#### [Task description]
Copy exactly, and only, the lines from the one with "Extract all readable text from this page." to the end of the listing; omit pictures.

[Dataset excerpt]
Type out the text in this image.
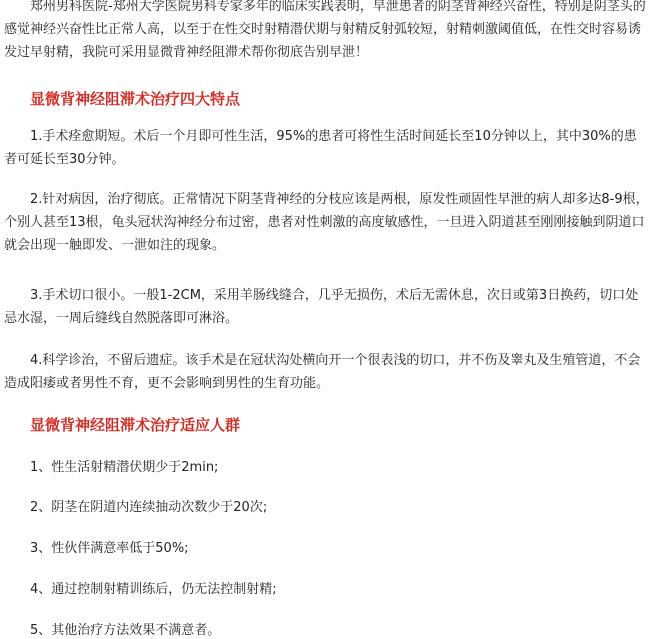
郑州男科医院-郑州大学医院男科专家多年的临床实践表明，早泄患者的阴茎背神经兴奋性，特别是阴茎头的感觉神经兴奋性比正常人高，以至于在性交时射精潜伏期与射精反射弧较短，射精刺激阈值低，在性交时容易诱发过早射精，我院可采用显微背神经阻滞术帮你彻底告别早泄！

显微背神经阻滞术治疗四大特点

1.手术痊愈期短。术后一个月即可性生活，95%的患者可将性生活时间延长至10分钟以上，其中30%的患者可延长至30分钟。

2.针对病因，治疗彻底。正常情况下阴茎背神经的分枝应该是两根，原发性顽固性早泄的病人却多达8-9根，个别人甚至13根，龟头冠状沟神经分布过密，患者对性刺激的高度敏感性，一旦进入阴道甚至刚刚接触到阴道口就会出现一触即发、一泄如注的现象。

3.手术切口很小。一般1-2CM，采用羊肠线缝合，几乎无损伤，术后无需休息，次日或第3日换药，切口处忌水湿，一周后缝线自然脱落即可淋浴。

4.科学诊治，不留后遗症。该手术是在冠状沟处横向开一个很表浅的切口，并不伤及睾丸及生殖管道，不会造成阳痿或者男性不育，更不会影响到男性的生育功能。

显微背神经阻滞术治疗适应人群

1、性生活射精潜伏期少于2min;

2、阴茎在阴道内连续抽动次数少于20次;

3、性伙伴满意率低于50%;

4、通过控制射精训练后，仍无法控制射精;

5、其他治疗方法效果不满意者。
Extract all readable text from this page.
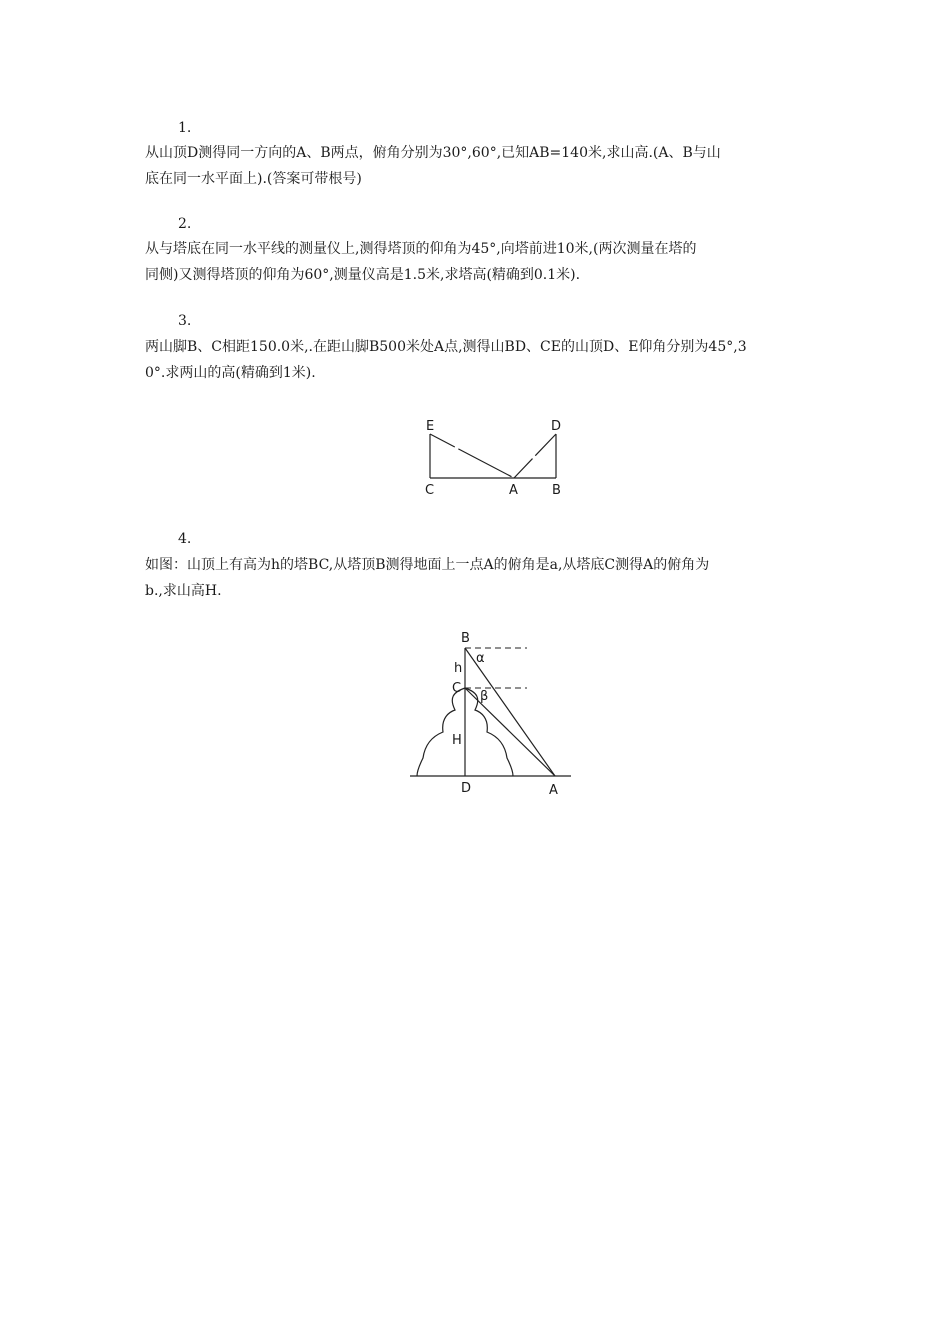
1.
从山顶D测得同一方向的A、B两点，俯角分别为30°,60°,已知AB=140米,求山高.(A、B与山
底在同一水平面上).(答案可带根号)
2.
从与塔底在同一水平线的测量仪上,测得塔顶的仰角为45°,向塔前进10米,(两次测量在塔的
同侧)又测得塔顶的仰角为60°,测量仪高是1.5米,求塔高(精确到0.1米).
3.
两山脚B、C相距150.0米,.在距山脚B500米处A点,测得山BD、CE的山顶D、E仰角分别为45°,3
0°.求两山的高(精确到1米).
E	D
C	A	B
4.
如图：山顶上有高为h的塔BC,从塔顶B测得地面上一点A的俯角是a,从塔底C测得A的俯角为
b.,求山高H.
B
α
h
C
β
H
D	A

#### [Written response]
Extract all readable text from this page.
1.
从山顶D测得同一方向的A、B两点，俯角分别为30°,60°,已知AB=140米,求山高.(A、B与山
底在同一水平面上).(答案可带根号)
2.
从与塔底在同一水平线的测量仪上,测得塔顶的仰角为45°,向塔前进10米,(两次测量在塔的
同侧)又测得塔顶的仰角为60°,测量仪高是1.5米,求塔高(精确到0.1米).
3.
两山脚B、C相距150.0米,.在距山脚B500米处A点,测得山BD、CE的山顶D、E仰角分别为45°,3
0°.求两山的高(精确到1米).
E	D
C	A	B
4.
如图：山顶上有高为h的塔BC,从塔顶B测得地面上一点A的俯角是a,从塔底C测得A的俯角为
b.,求山高H.
B
α
h
C
β
H
D	A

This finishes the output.